INPUT ROWS »

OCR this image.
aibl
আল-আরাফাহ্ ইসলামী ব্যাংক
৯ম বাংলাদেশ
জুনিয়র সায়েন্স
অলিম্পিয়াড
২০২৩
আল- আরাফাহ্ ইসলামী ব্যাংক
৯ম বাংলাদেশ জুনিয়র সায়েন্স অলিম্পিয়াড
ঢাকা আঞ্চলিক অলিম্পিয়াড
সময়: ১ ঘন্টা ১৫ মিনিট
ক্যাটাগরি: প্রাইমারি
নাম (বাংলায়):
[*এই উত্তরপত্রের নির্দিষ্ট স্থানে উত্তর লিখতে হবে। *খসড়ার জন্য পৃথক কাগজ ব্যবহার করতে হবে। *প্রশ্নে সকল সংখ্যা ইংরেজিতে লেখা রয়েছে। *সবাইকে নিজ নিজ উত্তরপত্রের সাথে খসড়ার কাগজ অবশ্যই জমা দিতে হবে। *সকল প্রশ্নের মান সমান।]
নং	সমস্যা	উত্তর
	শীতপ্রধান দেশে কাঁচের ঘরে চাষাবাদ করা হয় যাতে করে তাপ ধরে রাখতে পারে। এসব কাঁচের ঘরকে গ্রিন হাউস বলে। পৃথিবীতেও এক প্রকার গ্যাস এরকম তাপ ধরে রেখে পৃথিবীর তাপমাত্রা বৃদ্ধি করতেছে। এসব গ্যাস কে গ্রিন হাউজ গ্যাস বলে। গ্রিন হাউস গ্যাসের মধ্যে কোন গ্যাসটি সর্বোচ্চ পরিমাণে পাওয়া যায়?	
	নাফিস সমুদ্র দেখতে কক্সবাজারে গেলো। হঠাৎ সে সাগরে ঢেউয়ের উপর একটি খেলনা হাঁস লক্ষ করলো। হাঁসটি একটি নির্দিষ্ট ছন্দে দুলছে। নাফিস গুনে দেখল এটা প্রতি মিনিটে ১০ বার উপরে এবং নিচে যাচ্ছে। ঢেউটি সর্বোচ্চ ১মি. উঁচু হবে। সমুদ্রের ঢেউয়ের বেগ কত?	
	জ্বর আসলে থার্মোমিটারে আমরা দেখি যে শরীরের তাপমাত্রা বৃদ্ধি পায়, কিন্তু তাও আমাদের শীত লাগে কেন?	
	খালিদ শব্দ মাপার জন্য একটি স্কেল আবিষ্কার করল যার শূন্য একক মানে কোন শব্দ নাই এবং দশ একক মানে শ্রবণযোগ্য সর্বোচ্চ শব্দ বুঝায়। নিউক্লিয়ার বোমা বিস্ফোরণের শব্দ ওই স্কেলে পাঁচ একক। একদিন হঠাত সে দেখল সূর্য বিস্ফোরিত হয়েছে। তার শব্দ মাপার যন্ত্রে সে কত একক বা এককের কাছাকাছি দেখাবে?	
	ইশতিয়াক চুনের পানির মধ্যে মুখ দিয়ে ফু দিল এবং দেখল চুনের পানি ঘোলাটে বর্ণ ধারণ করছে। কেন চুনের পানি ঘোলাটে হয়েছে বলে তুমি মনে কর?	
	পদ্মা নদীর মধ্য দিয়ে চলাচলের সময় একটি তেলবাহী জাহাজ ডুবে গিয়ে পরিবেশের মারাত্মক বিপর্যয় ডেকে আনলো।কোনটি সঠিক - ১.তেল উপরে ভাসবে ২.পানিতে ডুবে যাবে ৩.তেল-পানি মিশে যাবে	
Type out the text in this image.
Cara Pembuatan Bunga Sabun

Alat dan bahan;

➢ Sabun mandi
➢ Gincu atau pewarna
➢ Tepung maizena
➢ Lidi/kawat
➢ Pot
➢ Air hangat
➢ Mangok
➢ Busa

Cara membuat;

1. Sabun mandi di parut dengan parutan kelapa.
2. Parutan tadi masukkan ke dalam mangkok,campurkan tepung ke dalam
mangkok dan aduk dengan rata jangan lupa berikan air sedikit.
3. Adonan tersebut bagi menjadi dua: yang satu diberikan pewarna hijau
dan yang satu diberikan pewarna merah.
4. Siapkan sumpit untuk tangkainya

PROMPT »
Make an exact copy of all the data.

SOLUTION TO THIS EXERCISE »
OCR this image.
aibl
আল-আরাফাহ্ ইসলামী ব্যাংক
৯ম বাংলাদেশ
জুনিয়র সায়েন্স
অলিম্পিয়াড
২০২৩
আল- আরাফাহ্ ইসলামী ব্যাংক
৯ম বাংলাদেশ জুনিয়র সায়েন্স অলিম্পিয়াড
ঢাকা আঞ্চলিক অলিম্পিয়াড
সময়: ১ ঘন্টা ১৫ মিনিট
ক্যাটাগরি: প্রাইমারি
নাম (বাংলায়):
[*এই উত্তরপত্রের নির্দিষ্ট স্থানে উত্তর লিখতে হবে। *খসড়ার জন্য পৃথক কাগজ ব্যবহার করতে হবে। *প্রশ্নে সকল সংখ্যা ইংরেজিতে লেখা রয়েছে। *সবাইকে নিজ নিজ উত্তরপত্রের সাথে খসড়ার কাগজ অবশ্যই জমা দিতে হবে। *সকল প্রশ্নের মান সমান।]
নং	সমস্যা	উত্তর
	শীতপ্রধান দেশে কাঁচের ঘরে চাষাবাদ করা হয় যাতে করে তাপ ধরে রাখতে পারে। এসব কাঁচের ঘরকে গ্রিন হাউস বলে। পৃথিবীতেও এক প্রকার গ্যাস এরকম তাপ ধরে রেখে পৃথিবীর তাপমাত্রা বৃদ্ধি করতেছে। এসব গ্যাস কে গ্রিন হাউজ গ্যাস বলে। গ্রিন হাউস গ্যাসের মধ্যে কোন গ্যাসটি সর্বোচ্চ পরিমাণে পাওয়া যায়?	
	নাফিস সমুদ্র দেখতে কক্সবাজারে গেলো। হঠাৎ সে সাগরে ঢেউয়ের উপর একটি খেলনা হাঁস লক্ষ করলো। হাঁসটি একটি নির্দিষ্ট ছন্দে দুলছে। নাফিস গুনে দেখল এটা প্রতি মিনিটে ১০ বার উপরে এবং নিচে যাচ্ছে। ঢেউটি সর্বোচ্চ ১মি. উঁচু হবে। সমুদ্রের ঢেউয়ের বেগ কত?	
	জ্বর আসলে থার্মোমিটারে আমরা দেখি যে শরীরের তাপমাত্রা বৃদ্ধি পায়, কিন্তু তাও আমাদের শীত লাগে কেন?	
	খালিদ শব্দ মাপার জন্য একটি স্কেল আবিষ্কার করল যার শূন্য একক মানে কোন শব্দ নাই এবং দশ একক মানে শ্রবণযোগ্য সর্বোচ্চ শব্দ বুঝায়। নিউক্লিয়ার বোমা বিস্ফোরণের শব্দ ওই স্কেলে পাঁচ একক। একদিন হঠাত সে দেখল সূর্য বিস্ফোরিত হয়েছে। তার শব্দ মাপার যন্ত্রে সে কত একক বা এককের কাছাকাছি দেখাবে?	
	ইশতিয়াক চুনের পানির মধ্যে মুখ দিয়ে ফু দিল এবং দেখল চুনের পানি ঘোলাটে বর্ণ ধারণ করছে। কেন চুনের পানি ঘোলাটে হয়েছে বলে তুমি মনে কর?	
	পদ্মা নদীর মধ্য দিয়ে চলাচলের সময় একটি তেলবাহী জাহাজ ডুবে গিয়ে পরিবেশের মারাত্মক বিপর্যয় ডেকে আনলো।কোনটি সঠিক - ১.তেল উপরে ভাসবে ২.পানিতে ডুবে যাবে ৩.তেল-পানি মিশে যাবে	
Type out the text in this image.
Cara Pembuatan Bunga Sabun

Alat dan bahan;

➢ Sabun mandi
➢ Gincu atau pewarna
➢ Tepung maizena
➢ Lidi/kawat
➢ Pot
➢ Air hangat
➢ Mangok
➢ Busa

Cara membuat;

1. Sabun mandi di parut dengan parutan kelapa.
2. Parutan tadi masukkan ke dalam mangkok,campurkan tepung ke dalam
mangkok dan aduk dengan rata jangan lupa berikan air sedikit.
3. Adonan tersebut bagi menjadi dua: yang satu diberikan pewarna hijau
dan yang satu diberikan pewarna merah.
4. Siapkan sumpit untuk tangkainya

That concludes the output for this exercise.